--- What is needed ---
Filter these entries so that only lines with the word "Εκπαίδευση" remain.

--- Records from a collection ---
---

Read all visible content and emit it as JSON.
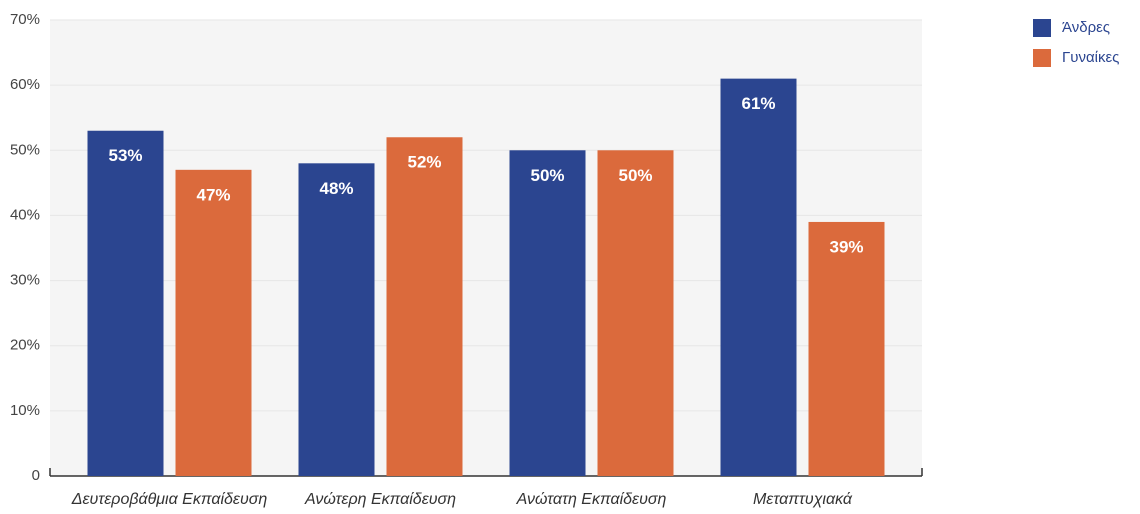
{
  "chart_data": {
    "type": "bar",
    "categories": [
      "Δευτεροβάθμια Εκπαίδευση",
      "Ανώτερη Εκπαίδευση",
      "Ανώτατη Εκπαίδευση",
      "Μεταπτυχιακά"
    ],
    "series": [
      {
        "name": "Άνδρες",
        "color": "#2b4590",
        "values": [
          53,
          48,
          50,
          61
        ],
        "value_labels": [
          "53%",
          "48%",
          "50%",
          "61%"
        ]
      },
      {
        "name": "Γυναίκες",
        "color": "#db6a3c",
        "values": [
          47,
          52,
          50,
          39
        ],
        "value_labels": [
          "47%",
          "52%",
          "50%",
          "39%"
        ]
      }
    ],
    "ylim": [
      0,
      70
    ],
    "yticks": [
      0,
      {
        "value": 10,
        "label": "10%"
      },
      {
        "value": 20,
        "label": "20%"
      },
      {
        "value": 30,
        "label": "30%"
      },
      {
        "value": 40,
        "label": "40%"
      },
      {
        "value": 50,
        "label": "50%"
      },
      {
        "value": 60,
        "label": "60%"
      },
      {
        "value": 70,
        "label": "70%"
      }
    ],
    "grid": true,
    "legend": "top-right"
  }
}
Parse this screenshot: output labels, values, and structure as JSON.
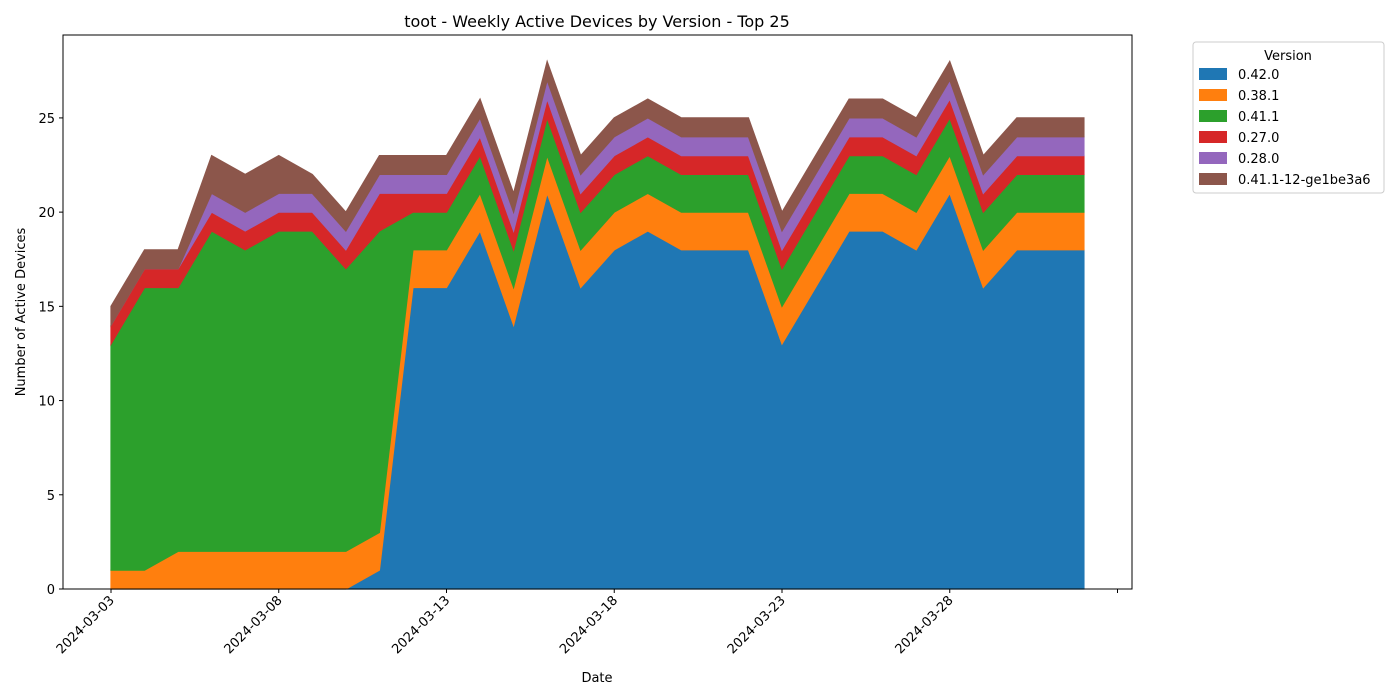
{
  "chart_data": {
    "type": "area",
    "stacked": true,
    "title": "toot - Weekly Active Devices by Version - Top 25",
    "xlabel": "Date",
    "ylabel": "Number of Active Devices",
    "x": [
      "2024-03-03",
      "2024-03-04",
      "2024-03-05",
      "2024-03-06",
      "2024-03-07",
      "2024-03-08",
      "2024-03-09",
      "2024-03-10",
      "2024-03-11",
      "2024-03-12",
      "2024-03-13",
      "2024-03-14",
      "2024-03-15",
      "2024-03-16",
      "2024-03-17",
      "2024-03-18",
      "2024-03-19",
      "2024-03-20",
      "2024-03-21",
      "2024-03-22",
      "2024-03-23",
      "2024-03-24",
      "2024-03-25",
      "2024-03-26",
      "2024-03-27",
      "2024-03-28",
      "2024-03-29",
      "2024-03-30",
      "2024-03-31",
      "2024-04-01"
    ],
    "x_tick_labels": [
      "2024-03-03",
      "2024-03-08",
      "2024-03-13",
      "2024-03-18",
      "2024-03-23",
      "2024-03-28"
    ],
    "ylim": [
      0,
      29.4
    ],
    "y_ticks": [
      0,
      5,
      10,
      15,
      20,
      25
    ],
    "legend_title": "Version",
    "legend_position": "outside-top-right",
    "grid": false,
    "series": [
      {
        "name": "0.42.0",
        "color": "#1f77b4",
        "values": [
          0,
          0,
          0,
          0,
          0,
          0,
          0,
          0,
          1,
          16,
          16,
          19,
          14,
          21,
          16,
          18,
          19,
          18,
          18,
          18,
          13,
          16,
          19,
          19,
          18,
          21,
          16,
          18,
          18,
          18
        ]
      },
      {
        "name": "0.38.1",
        "color": "#ff7f0e",
        "values": [
          1,
          1,
          2,
          2,
          2,
          2,
          2,
          2,
          2,
          2,
          2,
          2,
          2,
          2,
          2,
          2,
          2,
          2,
          2,
          2,
          2,
          2,
          2,
          2,
          2,
          2,
          2,
          2,
          2,
          2
        ]
      },
      {
        "name": "0.41.1",
        "color": "#2ca02c",
        "values": [
          12,
          15,
          14,
          17,
          16,
          17,
          17,
          15,
          16,
          2,
          2,
          2,
          2,
          2,
          2,
          2,
          2,
          2,
          2,
          2,
          2,
          2,
          2,
          2,
          2,
          2,
          2,
          2,
          2,
          2
        ]
      },
      {
        "name": "0.27.0",
        "color": "#d62728",
        "values": [
          1,
          1,
          1,
          1,
          1,
          1,
          1,
          1,
          2,
          1,
          1,
          1,
          1,
          1,
          1,
          1,
          1,
          1,
          1,
          1,
          1,
          1,
          1,
          1,
          1,
          1,
          1,
          1,
          1,
          1
        ]
      },
      {
        "name": "0.28.0",
        "color": "#9467bd",
        "values": [
          0,
          0,
          0,
          1,
          1,
          1,
          1,
          1,
          1,
          1,
          1,
          1,
          1,
          1,
          1,
          1,
          1,
          1,
          1,
          1,
          1,
          1,
          1,
          1,
          1,
          1,
          1,
          1,
          1,
          1
        ]
      },
      {
        "name": "0.41.1-12-ge1be3a6",
        "color": "#8c564b",
        "values": [
          1,
          1,
          1,
          2,
          2,
          2,
          1,
          1,
          1,
          1,
          1,
          1,
          1,
          1,
          1,
          1,
          1,
          1,
          1,
          1,
          1,
          1,
          1,
          1,
          1,
          1,
          1,
          1,
          1,
          1
        ]
      }
    ]
  }
}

---

--- Exercise result ---
      "Δευτεροβάθμια Εκπαίδευση",
      "Ανώτερη Εκπαίδευση",
      "Ανώτατη Εκπαίδευση",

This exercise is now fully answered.